Scan the entries below and extract each line with the word "sensations" in it.
[START GIVEN DATA]
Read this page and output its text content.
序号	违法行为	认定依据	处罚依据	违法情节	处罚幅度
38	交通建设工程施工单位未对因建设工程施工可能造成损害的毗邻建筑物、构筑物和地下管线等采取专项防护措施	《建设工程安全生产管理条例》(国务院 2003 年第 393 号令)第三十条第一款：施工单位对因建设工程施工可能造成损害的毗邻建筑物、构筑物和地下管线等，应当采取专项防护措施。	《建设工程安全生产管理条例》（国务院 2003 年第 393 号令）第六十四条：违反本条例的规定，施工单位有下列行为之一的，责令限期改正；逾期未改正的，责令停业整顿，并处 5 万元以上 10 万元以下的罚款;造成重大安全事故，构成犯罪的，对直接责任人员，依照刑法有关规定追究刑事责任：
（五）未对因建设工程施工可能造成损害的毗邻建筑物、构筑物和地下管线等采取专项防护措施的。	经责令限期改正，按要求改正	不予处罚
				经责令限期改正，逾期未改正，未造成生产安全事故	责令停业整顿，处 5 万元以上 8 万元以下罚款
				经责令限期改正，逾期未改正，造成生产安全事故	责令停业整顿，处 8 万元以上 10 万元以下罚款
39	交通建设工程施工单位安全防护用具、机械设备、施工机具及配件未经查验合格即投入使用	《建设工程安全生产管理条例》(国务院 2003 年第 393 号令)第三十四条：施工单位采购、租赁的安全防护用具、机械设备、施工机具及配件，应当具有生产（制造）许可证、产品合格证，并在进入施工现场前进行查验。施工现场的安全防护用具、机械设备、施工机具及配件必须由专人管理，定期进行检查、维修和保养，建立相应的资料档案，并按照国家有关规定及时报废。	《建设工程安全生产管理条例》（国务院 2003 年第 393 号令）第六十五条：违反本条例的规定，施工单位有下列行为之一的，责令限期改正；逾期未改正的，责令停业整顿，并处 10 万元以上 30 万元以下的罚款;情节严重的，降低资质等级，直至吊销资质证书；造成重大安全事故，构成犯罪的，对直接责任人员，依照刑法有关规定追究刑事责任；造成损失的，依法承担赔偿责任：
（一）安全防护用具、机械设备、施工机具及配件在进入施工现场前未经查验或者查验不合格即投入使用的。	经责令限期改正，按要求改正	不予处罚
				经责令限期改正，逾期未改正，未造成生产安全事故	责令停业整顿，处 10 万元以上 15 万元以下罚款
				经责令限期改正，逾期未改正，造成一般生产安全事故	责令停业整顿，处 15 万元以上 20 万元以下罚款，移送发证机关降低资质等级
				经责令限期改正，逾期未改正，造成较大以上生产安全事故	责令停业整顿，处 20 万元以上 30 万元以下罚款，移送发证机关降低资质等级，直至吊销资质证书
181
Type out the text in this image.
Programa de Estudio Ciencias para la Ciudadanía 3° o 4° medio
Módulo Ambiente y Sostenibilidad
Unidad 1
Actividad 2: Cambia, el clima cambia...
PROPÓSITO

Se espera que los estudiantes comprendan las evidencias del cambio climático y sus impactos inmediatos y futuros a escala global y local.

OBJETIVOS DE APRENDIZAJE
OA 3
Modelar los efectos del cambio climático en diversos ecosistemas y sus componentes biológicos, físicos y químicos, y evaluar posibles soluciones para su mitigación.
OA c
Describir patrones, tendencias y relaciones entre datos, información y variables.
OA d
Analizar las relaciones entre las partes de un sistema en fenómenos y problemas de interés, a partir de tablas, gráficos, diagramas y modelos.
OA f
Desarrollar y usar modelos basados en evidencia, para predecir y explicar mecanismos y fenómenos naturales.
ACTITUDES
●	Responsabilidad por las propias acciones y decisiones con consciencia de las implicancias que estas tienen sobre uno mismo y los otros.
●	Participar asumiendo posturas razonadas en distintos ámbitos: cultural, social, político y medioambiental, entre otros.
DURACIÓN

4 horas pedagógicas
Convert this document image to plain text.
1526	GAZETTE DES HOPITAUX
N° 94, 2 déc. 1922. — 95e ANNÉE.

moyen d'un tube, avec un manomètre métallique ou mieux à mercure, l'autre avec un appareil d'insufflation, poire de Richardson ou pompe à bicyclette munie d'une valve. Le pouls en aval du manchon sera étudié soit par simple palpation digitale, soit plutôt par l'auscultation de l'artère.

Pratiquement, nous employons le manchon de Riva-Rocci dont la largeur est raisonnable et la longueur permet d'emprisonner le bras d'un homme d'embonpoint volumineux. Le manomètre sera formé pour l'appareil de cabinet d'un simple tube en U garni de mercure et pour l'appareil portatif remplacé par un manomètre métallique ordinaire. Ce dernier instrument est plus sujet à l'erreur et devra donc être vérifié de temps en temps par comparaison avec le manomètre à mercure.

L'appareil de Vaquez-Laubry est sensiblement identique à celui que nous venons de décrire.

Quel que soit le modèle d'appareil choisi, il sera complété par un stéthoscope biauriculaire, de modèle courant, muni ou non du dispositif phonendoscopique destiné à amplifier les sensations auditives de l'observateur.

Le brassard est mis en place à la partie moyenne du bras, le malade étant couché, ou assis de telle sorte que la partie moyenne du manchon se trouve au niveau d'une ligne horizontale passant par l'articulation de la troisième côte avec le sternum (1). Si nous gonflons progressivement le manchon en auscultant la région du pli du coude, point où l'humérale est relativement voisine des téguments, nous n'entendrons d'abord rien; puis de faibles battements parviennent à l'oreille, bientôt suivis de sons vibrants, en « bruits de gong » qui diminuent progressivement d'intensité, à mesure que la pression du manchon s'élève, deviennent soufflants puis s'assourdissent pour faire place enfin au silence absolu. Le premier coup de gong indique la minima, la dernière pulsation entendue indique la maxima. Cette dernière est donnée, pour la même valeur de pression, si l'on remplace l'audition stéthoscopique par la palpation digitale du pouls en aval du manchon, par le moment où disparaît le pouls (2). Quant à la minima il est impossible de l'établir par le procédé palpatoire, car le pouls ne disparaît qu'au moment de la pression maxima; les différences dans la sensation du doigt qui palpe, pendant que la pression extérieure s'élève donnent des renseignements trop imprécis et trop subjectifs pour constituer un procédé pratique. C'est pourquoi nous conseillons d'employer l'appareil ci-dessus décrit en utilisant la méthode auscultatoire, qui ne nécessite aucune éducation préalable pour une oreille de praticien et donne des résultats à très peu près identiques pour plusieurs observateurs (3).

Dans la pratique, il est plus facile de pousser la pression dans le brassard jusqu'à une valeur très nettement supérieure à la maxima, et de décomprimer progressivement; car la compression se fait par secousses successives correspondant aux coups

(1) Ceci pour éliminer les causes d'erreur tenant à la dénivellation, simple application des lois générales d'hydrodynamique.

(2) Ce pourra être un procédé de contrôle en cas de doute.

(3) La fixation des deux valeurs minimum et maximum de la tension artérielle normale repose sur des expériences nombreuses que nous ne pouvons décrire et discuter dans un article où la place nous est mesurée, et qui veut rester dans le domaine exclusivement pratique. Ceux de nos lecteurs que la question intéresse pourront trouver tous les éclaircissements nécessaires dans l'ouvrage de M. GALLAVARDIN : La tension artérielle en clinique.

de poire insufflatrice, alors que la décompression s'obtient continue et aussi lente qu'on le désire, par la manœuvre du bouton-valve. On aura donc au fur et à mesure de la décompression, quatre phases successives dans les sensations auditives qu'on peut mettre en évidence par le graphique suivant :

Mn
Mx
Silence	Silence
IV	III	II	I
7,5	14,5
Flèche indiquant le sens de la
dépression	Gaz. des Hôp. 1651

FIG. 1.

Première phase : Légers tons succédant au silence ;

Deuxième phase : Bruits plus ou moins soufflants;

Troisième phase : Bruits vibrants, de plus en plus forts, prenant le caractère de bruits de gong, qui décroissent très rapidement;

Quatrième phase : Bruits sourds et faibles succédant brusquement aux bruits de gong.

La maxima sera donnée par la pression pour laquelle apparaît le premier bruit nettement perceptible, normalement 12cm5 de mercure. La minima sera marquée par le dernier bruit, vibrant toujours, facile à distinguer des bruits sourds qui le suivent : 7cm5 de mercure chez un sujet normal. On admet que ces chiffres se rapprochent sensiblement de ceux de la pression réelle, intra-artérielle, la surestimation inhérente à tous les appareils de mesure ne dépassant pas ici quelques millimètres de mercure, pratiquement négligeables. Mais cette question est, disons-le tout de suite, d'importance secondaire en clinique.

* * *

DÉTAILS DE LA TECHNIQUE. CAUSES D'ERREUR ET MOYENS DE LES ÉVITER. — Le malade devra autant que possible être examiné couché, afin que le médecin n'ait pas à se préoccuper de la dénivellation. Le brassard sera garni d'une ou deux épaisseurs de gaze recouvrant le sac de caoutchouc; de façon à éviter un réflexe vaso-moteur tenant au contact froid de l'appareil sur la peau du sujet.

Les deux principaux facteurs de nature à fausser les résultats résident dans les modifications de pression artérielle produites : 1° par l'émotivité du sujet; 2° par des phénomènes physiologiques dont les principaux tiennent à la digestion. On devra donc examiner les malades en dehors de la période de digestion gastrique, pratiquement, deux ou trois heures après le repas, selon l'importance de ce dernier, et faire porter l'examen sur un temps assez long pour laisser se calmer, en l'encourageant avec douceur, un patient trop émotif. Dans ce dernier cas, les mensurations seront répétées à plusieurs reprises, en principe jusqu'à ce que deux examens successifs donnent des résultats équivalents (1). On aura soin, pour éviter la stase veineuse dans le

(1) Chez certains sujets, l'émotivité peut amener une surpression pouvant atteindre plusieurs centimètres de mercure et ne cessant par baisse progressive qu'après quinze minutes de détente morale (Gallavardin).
[END GIVEN DATA]
RESPONSE TO THE TASK =>
Quel que soit le modèle d'appareil choisi, il sera complété par un stéthoscope biauriculaire, de modèle courant, muni ou non du dispositif phonendoscopique destiné à amplifier les sensations auditives de l'observateur.
de poire insufflatrice, alors que la décompression s'obtient continue et aussi lente qu'on le désire, par la manœuvre du bouton-valve. On aura donc au fur et à mesure de la décompression, quatre phases successives dans les sensations auditives qu'on peut mettre en évidence par le graphique suivant :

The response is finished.